Task to carry out ::
Say how many lines contain the word "TUESDAY" and give no other text.

Materials provided ::
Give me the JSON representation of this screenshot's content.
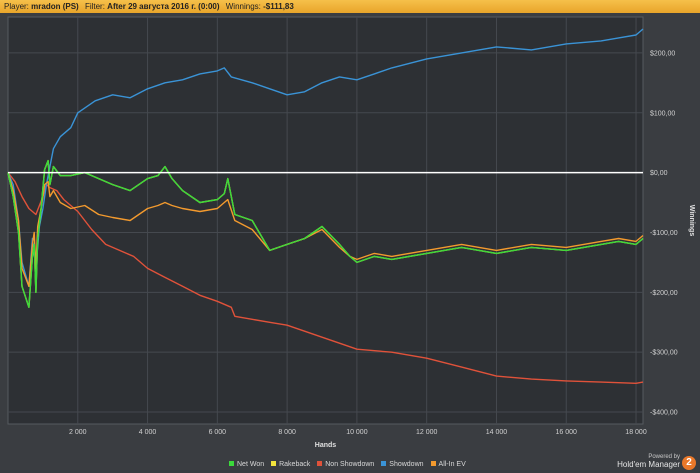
{
  "header": {
    "player_label": "Player:",
    "player_value": "mradon (PS)",
    "filter_label": "Filter:",
    "filter_value": "After 29 августа 2016 г. (0:00)",
    "winnings_label": "Winnings:",
    "winnings_value": "-$111,83"
  },
  "brand": {
    "powered_by": "Powered by",
    "name": "Hold'em Manager",
    "logo_text": "2"
  },
  "chart_data": {
    "type": "line",
    "xlabel": "Hands",
    "ylabel": "Winnings",
    "xlim": [
      0,
      18200
    ],
    "ylim": [
      -420,
      260
    ],
    "x_ticks": [
      2000,
      4000,
      6000,
      8000,
      10000,
      12000,
      14000,
      16000,
      18000
    ],
    "x_tick_labels": [
      "2 000",
      "4 000",
      "6 000",
      "8 000",
      "10 000",
      "12 000",
      "14 000",
      "16 000",
      "18 000"
    ],
    "y_ticks": [
      200,
      100,
      0,
      -100,
      -200,
      -300,
      -400
    ],
    "y_tick_labels": [
      "$200,00",
      "$100,00",
      "$0,00",
      "-$100,00",
      "-$200,00",
      "-$300,00",
      "-$400,00"
    ],
    "grid": true,
    "legend_position": "bottom",
    "series": [
      {
        "name": "Net Won",
        "color": "#3bd93b",
        "x": [
          0,
          150,
          300,
          400,
          600,
          700,
          750,
          800,
          850,
          950,
          1050,
          1150,
          1200,
          1300,
          1500,
          1800,
          2200,
          2600,
          3000,
          3500,
          4000,
          4300,
          4500,
          4700,
          5000,
          5500,
          6000,
          6200,
          6300,
          6500,
          7000,
          7500,
          8000,
          8500,
          9000,
          9500,
          9800,
          10000,
          10500,
          11000,
          12000,
          13000,
          14000,
          15000,
          16000,
          17000,
          17500,
          18000,
          18200
        ],
        "y": [
          0,
          -40,
          -100,
          -190,
          -225,
          -140,
          -120,
          -200,
          -110,
          -60,
          5,
          20,
          -20,
          10,
          -5,
          -5,
          0,
          -10,
          -20,
          -30,
          -10,
          -5,
          10,
          -10,
          -30,
          -50,
          -45,
          -35,
          -10,
          -70,
          -80,
          -130,
          -120,
          -110,
          -90,
          -120,
          -140,
          -150,
          -140,
          -145,
          -135,
          -125,
          -135,
          -125,
          -130,
          -120,
          -115,
          -120,
          -110
        ]
      },
      {
        "name": "Rakeback",
        "color": "#f2e43c",
        "x": [
          0,
          150,
          300,
          400,
          600,
          700,
          750,
          800,
          850,
          950,
          1050,
          1150,
          1200,
          1300,
          1500,
          1800,
          2200,
          2600,
          3000,
          3500,
          4000,
          4300,
          4500,
          4700,
          5000,
          5500,
          6000,
          6200,
          6300,
          6500,
          7000,
          7500,
          8000,
          8500,
          9000,
          9500,
          9800,
          10000,
          10500,
          11000,
          12000,
          13000,
          14000,
          15000,
          16000,
          17000,
          17500,
          18000,
          18200
        ],
        "y": [
          0,
          -40,
          -100,
          -190,
          -225,
          -140,
          -120,
          -200,
          -110,
          -60,
          5,
          20,
          -20,
          10,
          -5,
          -5,
          0,
          -10,
          -20,
          -30,
          -10,
          -5,
          10,
          -10,
          -30,
          -50,
          -45,
          -35,
          -10,
          -70,
          -80,
          -130,
          -120,
          -110,
          -90,
          -120,
          -140,
          -150,
          -140,
          -145,
          -135,
          -125,
          -135,
          -125,
          -130,
          -120,
          -115,
          -120,
          -110
        ]
      },
      {
        "name": "Non Showdown",
        "color": "#e0523a",
        "x": [
          0,
          200,
          400,
          600,
          800,
          1000,
          1100,
          1200,
          1400,
          1600,
          2000,
          2400,
          2800,
          3200,
          3600,
          4000,
          4500,
          5000,
          5500,
          6000,
          6400,
          6500,
          7000,
          7500,
          8000,
          8500,
          9000,
          9500,
          10000,
          11000,
          12000,
          13000,
          14000,
          15000,
          16000,
          17000,
          18000,
          18200
        ],
        "y": [
          0,
          -15,
          -40,
          -60,
          -70,
          -40,
          -20,
          -25,
          -30,
          -45,
          -65,
          -95,
          -120,
          -130,
          -140,
          -160,
          -175,
          -190,
          -205,
          -215,
          -225,
          -240,
          -245,
          -250,
          -255,
          -265,
          -275,
          -285,
          -295,
          -300,
          -310,
          -325,
          -340,
          -345,
          -348,
          -350,
          -352,
          -350
        ]
      },
      {
        "name": "Showdown",
        "color": "#3a93d6",
        "x": [
          0,
          150,
          300,
          400,
          600,
          700,
          800,
          900,
          1000,
          1100,
          1200,
          1300,
          1500,
          1800,
          2000,
          2500,
          3000,
          3500,
          4000,
          4500,
          5000,
          5500,
          6000,
          6200,
          6400,
          7000,
          7500,
          8000,
          8500,
          9000,
          9500,
          10000,
          10500,
          11000,
          12000,
          13000,
          14000,
          15000,
          16000,
          17000,
          17500,
          18000,
          18200
        ],
        "y": [
          0,
          -20,
          -80,
          -150,
          -190,
          -110,
          -160,
          -90,
          -60,
          -20,
          10,
          40,
          60,
          75,
          100,
          120,
          130,
          125,
          140,
          150,
          155,
          165,
          170,
          175,
          160,
          150,
          140,
          130,
          135,
          150,
          160,
          155,
          165,
          175,
          190,
          200,
          210,
          205,
          215,
          220,
          225,
          230,
          240
        ]
      },
      {
        "name": "All-In EV",
        "color": "#f39a2e",
        "x": [
          0,
          150,
          300,
          400,
          600,
          700,
          750,
          800,
          850,
          950,
          1050,
          1150,
          1200,
          1300,
          1500,
          1800,
          2200,
          2600,
          3000,
          3500,
          4000,
          4300,
          4500,
          4700,
          5000,
          5500,
          6000,
          6200,
          6300,
          6500,
          7000,
          7500,
          8000,
          8500,
          9000,
          9500,
          9800,
          10000,
          10500,
          11000,
          12000,
          13000,
          14000,
          15000,
          16000,
          17000,
          17500,
          18000,
          18200
        ],
        "y": [
          0,
          -30,
          -80,
          -160,
          -190,
          -120,
          -100,
          -160,
          -90,
          -60,
          -20,
          -15,
          -40,
          -30,
          -50,
          -60,
          -55,
          -70,
          -75,
          -80,
          -60,
          -55,
          -50,
          -55,
          -60,
          -65,
          -60,
          -50,
          -45,
          -80,
          -95,
          -130,
          -120,
          -110,
          -95,
          -125,
          -140,
          -145,
          -135,
          -140,
          -130,
          -120,
          -130,
          -120,
          -125,
          -115,
          -110,
          -115,
          -105
        ]
      }
    ],
    "baseline": {
      "value": 0,
      "color": "#ffffff"
    }
  }
}
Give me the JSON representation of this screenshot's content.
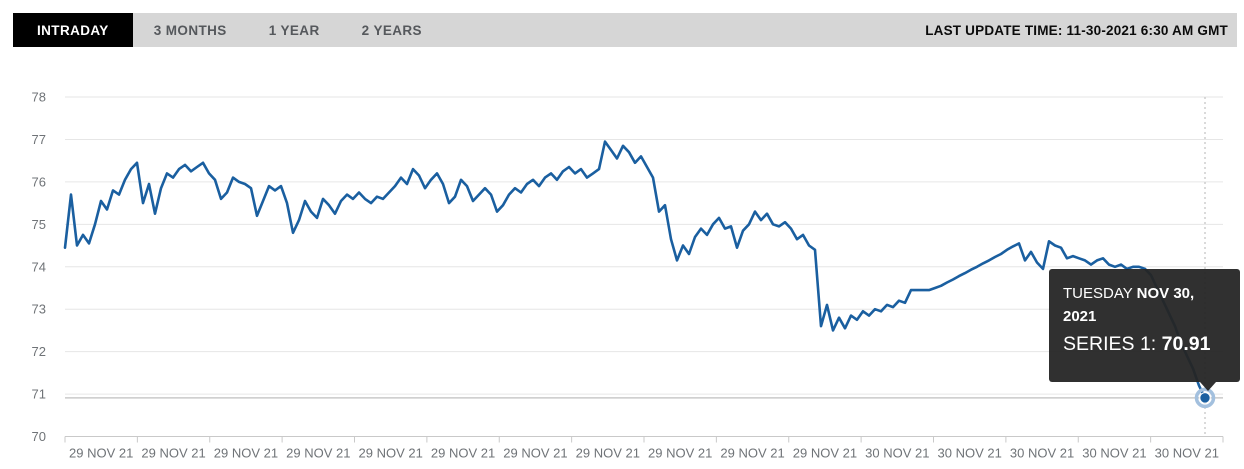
{
  "toolbar": {
    "tabs": [
      {
        "label": "INTRADAY",
        "active": true
      },
      {
        "label": "3 MONTHS",
        "active": false
      },
      {
        "label": "1 YEAR",
        "active": false
      },
      {
        "label": "2 YEARS",
        "active": false
      }
    ],
    "last_update": "LAST UPDATE TIME: 11-30-2021 6:30 AM GMT"
  },
  "tooltip": {
    "day": "TUESDAY ",
    "date": "NOV 30, 2021",
    "series_label": "SERIES 1: ",
    "value": "70.91"
  },
  "colors": {
    "line": "#1a5fa0",
    "marker_halo": "#a3c0de",
    "grid": "#e6e6e6",
    "axis": "#c9c9c9",
    "value_line": "#c9c9c9",
    "crosshair": "#c2c2c2",
    "toolbar_bg": "#d6d6d6",
    "active_tab_bg": "#000000",
    "tooltip_bg": "#252525"
  },
  "chart_data": {
    "type": "line",
    "title": "",
    "xlabel": "",
    "ylabel": "",
    "ylim": [
      70,
      78
    ],
    "y_ticks": [
      70,
      71,
      72,
      73,
      74,
      75,
      76,
      77,
      78
    ],
    "grid": true,
    "legend": "none",
    "x_tick_labels": [
      "29 NOV 21",
      "29 NOV 21",
      "29 NOV 21",
      "29 NOV 21",
      "29 NOV 21",
      "29 NOV 21",
      "29 NOV 21",
      "29 NOV 21",
      "29 NOV 21",
      "29 NOV 21",
      "29 NOV 21",
      "30 NOV 21",
      "30 NOV 21",
      "30 NOV 21",
      "30 NOV 21",
      "30 NOV 21"
    ],
    "hover_point": {
      "x_label": "TUESDAY NOV 30, 2021",
      "value": 70.91
    },
    "series": [
      {
        "name": "SERIES 1",
        "color": "#1a5fa0",
        "values": [
          74.45,
          75.7,
          74.5,
          74.75,
          74.55,
          75.0,
          75.55,
          75.35,
          75.8,
          75.7,
          76.05,
          76.3,
          76.45,
          75.5,
          75.95,
          75.25,
          75.85,
          76.2,
          76.1,
          76.3,
          76.4,
          76.25,
          76.35,
          76.45,
          76.2,
          76.05,
          75.6,
          75.75,
          76.1,
          76.0,
          75.95,
          75.85,
          75.2,
          75.55,
          75.9,
          75.8,
          75.9,
          75.5,
          74.8,
          75.1,
          75.55,
          75.3,
          75.15,
          75.6,
          75.45,
          75.25,
          75.55,
          75.7,
          75.6,
          75.75,
          75.6,
          75.5,
          75.65,
          75.6,
          75.75,
          75.9,
          76.1,
          75.95,
          76.3,
          76.15,
          75.85,
          76.05,
          76.2,
          75.95,
          75.5,
          75.65,
          76.05,
          75.9,
          75.55,
          75.7,
          75.85,
          75.7,
          75.3,
          75.45,
          75.7,
          75.85,
          75.75,
          75.95,
          76.05,
          75.9,
          76.1,
          76.2,
          76.05,
          76.25,
          76.35,
          76.2,
          76.3,
          76.1,
          76.2,
          76.3,
          76.95,
          76.75,
          76.55,
          76.85,
          76.7,
          76.45,
          76.6,
          76.35,
          76.1,
          75.3,
          75.45,
          74.65,
          74.15,
          74.5,
          74.3,
          74.7,
          74.9,
          74.75,
          75.0,
          75.15,
          74.9,
          74.95,
          74.45,
          74.85,
          75.0,
          75.3,
          75.1,
          75.25,
          75.0,
          74.95,
          75.05,
          74.9,
          74.65,
          74.75,
          74.5,
          74.4,
          72.6,
          73.1,
          72.5,
          72.8,
          72.55,
          72.85,
          72.75,
          72.95,
          72.85,
          73.0,
          72.95,
          73.1,
          73.05,
          73.2,
          73.15,
          73.45,
          73.45,
          73.45,
          73.45,
          73.5,
          73.55,
          73.63,
          73.7,
          73.78,
          73.85,
          73.93,
          74.0,
          74.08,
          74.15,
          74.23,
          74.3,
          74.4,
          74.48,
          74.55,
          74.15,
          74.35,
          74.1,
          73.95,
          74.6,
          74.5,
          74.45,
          74.2,
          74.25,
          74.2,
          74.15,
          74.05,
          74.15,
          74.2,
          74.05,
          74.0,
          74.05,
          73.95,
          74.0,
          74.0,
          73.95,
          73.8,
          73.5,
          73.2,
          72.9,
          72.6,
          72.2,
          71.9,
          71.6,
          71.2,
          70.91
        ]
      }
    ]
  }
}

Result of the exercise ::
2